TEXTE DE L'EXERCICE

____________

Grâce à leur aptitude à traiter des contextes complexes, les algorithmes d’intelligence artificielle (IA) améliorent considérablement la précision des diagnostics, tout en gardant le nombre de faux positifs maîtrisé.

De plus, les modèles d’IA pouvant s’entraîner en permanence à partir de nouvelles données, il est possible d’automatiser le traitement de cette masse de données à entrées multiples (texte, images, code, actions…). Cette capacité d’adaptation leur permet ainsi de rester efficace face à l’évolution constante des stratégies des cybercriminels.

L’abstraction

Presque tous les pendants de l’intelligence artificielle sont aujourd’hui déployés dans le domaine de la cybersécurité : algorithmes de classification ou de clustering, apprentissage supervisé (reconnaissance de schémas caractéristiques), non-supervisé (détection d’anomalies), ou par renforcement (amélioration continue), etc.

Mais ces dernières années, ce sont surtout les avancées dans le domaine de l’apprentissage profond de réseaux de neurones complexes (deep learning) qui ouvrent les portes à de nouvelles capacités de détection.
En effet, ces algorithmes permettent de générer une représentation qui s’abstrait des détails et extrait les concepts clés de ce qui est donné en entrée (lire notre livre blanc à ce sujet). Il est par exemple possible de détecter des lettres de rançons dans des images, d’identifier si un site internet est un site de phishing, de détecter des vulnérabilités dans le code source, ou encore de détecter si un code est malveillant par nature (ex. PowerSheLLM, un outil de détection de code PowerShell malveillant développé par GLIMPS).

Cependant, bien que ces algorithmes d’IA aient des performances jusqu’ici inégalées, ils ont aussi leurs limites. Outre les ressources nécessaires pour les entraîner et/ou les mettre en œuvre qui peuvent parfois être importantes, la principale limitation serait dans l’acquisition et la gestion des données liées à l’entraînement de ces modèles d’IA.

____________

DONNÉES FOURNIES
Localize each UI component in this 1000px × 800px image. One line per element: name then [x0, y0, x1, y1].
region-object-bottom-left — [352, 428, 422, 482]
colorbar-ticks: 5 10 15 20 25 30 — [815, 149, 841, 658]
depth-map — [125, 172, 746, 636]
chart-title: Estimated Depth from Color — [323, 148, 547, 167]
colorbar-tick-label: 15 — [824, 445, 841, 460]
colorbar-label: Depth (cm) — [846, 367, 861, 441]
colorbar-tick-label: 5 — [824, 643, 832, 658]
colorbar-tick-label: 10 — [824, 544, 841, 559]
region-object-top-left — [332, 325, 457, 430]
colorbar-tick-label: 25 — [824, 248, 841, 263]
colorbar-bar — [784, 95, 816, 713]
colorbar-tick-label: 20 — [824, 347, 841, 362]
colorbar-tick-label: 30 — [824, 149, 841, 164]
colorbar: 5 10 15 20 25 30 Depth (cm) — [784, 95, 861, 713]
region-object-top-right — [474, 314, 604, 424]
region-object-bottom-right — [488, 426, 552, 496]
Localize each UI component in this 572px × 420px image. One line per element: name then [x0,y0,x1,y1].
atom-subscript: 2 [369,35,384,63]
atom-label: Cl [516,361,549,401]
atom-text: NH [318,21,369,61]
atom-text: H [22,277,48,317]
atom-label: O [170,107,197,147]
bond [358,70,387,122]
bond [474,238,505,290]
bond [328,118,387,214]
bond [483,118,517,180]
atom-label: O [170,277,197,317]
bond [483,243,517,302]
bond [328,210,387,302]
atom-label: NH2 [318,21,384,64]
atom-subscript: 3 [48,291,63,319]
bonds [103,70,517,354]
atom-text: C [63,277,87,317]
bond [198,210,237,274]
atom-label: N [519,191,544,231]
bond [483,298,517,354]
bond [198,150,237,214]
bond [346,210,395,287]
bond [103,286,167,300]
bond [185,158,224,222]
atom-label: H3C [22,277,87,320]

____________

CONSIGNES
a: D'après le texte sur l'IA en cybersécurité, quel outil développé par GLIMPS est donné en exemple, et que détecte-t-il ?
b: Poursuivez, s'il vous plaît, le texte sur l'IA en cybersécurité à la suite de sa dernière phrase.

RÉPONSES DANS L'ORDRE
a: PowerSheLLM, un outil de détection de code PowerShell malveillant.

b:
En effet, d’une part, il faut constamment rester attentif à la présence de corrélations erronées dans les données d’entraînements que ces corrélations soient volontaires (dataset poisoning), ou involontaires (déséquilibre “naturel” lié aux sources des données par exemple).

Et d’autre part, de nombreuses questions se posent autour de la labellisation des échantillons (ce qui doit être classé ou non comme malveillant). Dans le cas de PowerSheLLM, la plupart des faux positifs sont des scripts légitimes d’administration mais avec des droits et des actions identiques à ceux utilisés dans le cadre de cyberattaques.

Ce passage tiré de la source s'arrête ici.